■ **EXERCISE OBJECTIVE**:
Make a verbatim copy of the entries below; pictures stay out.

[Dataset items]

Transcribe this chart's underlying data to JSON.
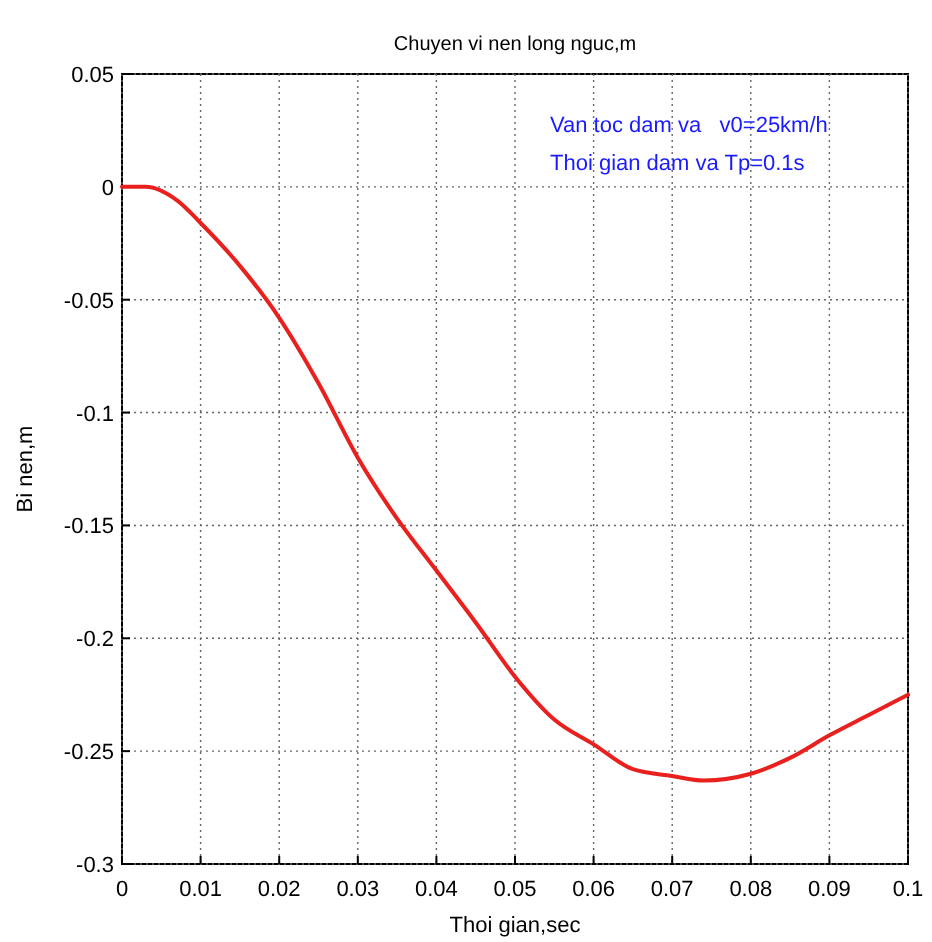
{
  "chart_data": {
    "type": "line",
    "title": "Chuyen vi nen long nguc,m",
    "xlabel": "Thoi gian,sec",
    "ylabel": "Bi nen,m",
    "annotations": [
      "Van toc dam va   v0=25km/h",
      "Thoi gian dam va Tp=0.1s"
    ],
    "x": [
      0,
      0.003,
      0.007,
      0.01,
      0.015,
      0.02,
      0.025,
      0.03,
      0.035,
      0.04,
      0.045,
      0.05,
      0.055,
      0.06,
      0.065,
      0.07,
      0.074,
      0.08,
      0.085,
      0.09,
      0.095,
      0.1
    ],
    "series": [
      {
        "color": "#e8201e",
        "values": [
          0,
          0,
          -0.006,
          -0.016,
          -0.035,
          -0.058,
          -0.087,
          -0.12,
          -0.147,
          -0.17,
          -0.193,
          -0.217,
          -0.236,
          -0.247,
          -0.258,
          -0.261,
          -0.263,
          -0.26,
          -0.253,
          -0.243,
          -0.234,
          -0.225
        ]
      }
    ],
    "xlim": [
      0,
      0.1
    ],
    "xticks": [
      0,
      0.01,
      0.02,
      0.03,
      0.04,
      0.05,
      0.06,
      0.07,
      0.08,
      0.09,
      0.1
    ],
    "ylim": [
      -0.3,
      0.05
    ],
    "yticks": [
      -0.3,
      -0.25,
      -0.2,
      -0.15,
      -0.1,
      -0.05,
      0,
      0.05
    ],
    "grid": true,
    "line_style": "solid",
    "marker": "none"
  }
}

■ **WORKED ANSWER**:
Transcribe this chart's underlying data to JSON.
{
  "chart_data": {
    "type": "line",
    "title": "Chuyen vi nen long nguc,m",
    "xlabel": "Thoi gian,sec",
    "ylabel": "Bi nen,m",
    "annotations": [
      "Van toc dam va   v0=25km/h",
      "Thoi gian dam va Tp=0.1s"
    ],
    "x": [
      0,
      0.003,
      0.007,
      0.01,
      0.015,
      0.02,
      0.025,
      0.03,
      0.035,
      0.04,
      0.045,
      0.05,
      0.055,
      0.06,
      0.065,
      0.07,
      0.074,
      0.08,
      0.085,
      0.09,
      0.095,
      0.1
    ],
    "series": [
      {
        "color": "#e8201e",
        "values": [
          0,
          0,
          -0.006,
          -0.016,
          -0.035,
          -0.058,
          -0.087,
          -0.12,
          -0.147,
          -0.17,
          -0.193,
          -0.217,
          -0.236,
          -0.247,
          -0.258,
          -0.261,
          -0.263,
          -0.26,
          -0.253,
          -0.243,
          -0.234,
          -0.225
        ]
      }
    ],
    "xlim": [
      0,
      0.1
    ],
    "xticks": [
      0,
      0.01,
      0.02,
      0.03,
      0.04,
      0.05,
      0.06,
      0.07,
      0.08,
      0.09,
      0.1
    ],
    "ylim": [
      -0.3,
      0.05
    ],
    "yticks": [
      -0.3,
      -0.25,
      -0.2,
      -0.15,
      -0.1,
      -0.05,
      0,
      0.05
    ],
    "grid": true,
    "line_style": "solid",
    "marker": "none"
  }
}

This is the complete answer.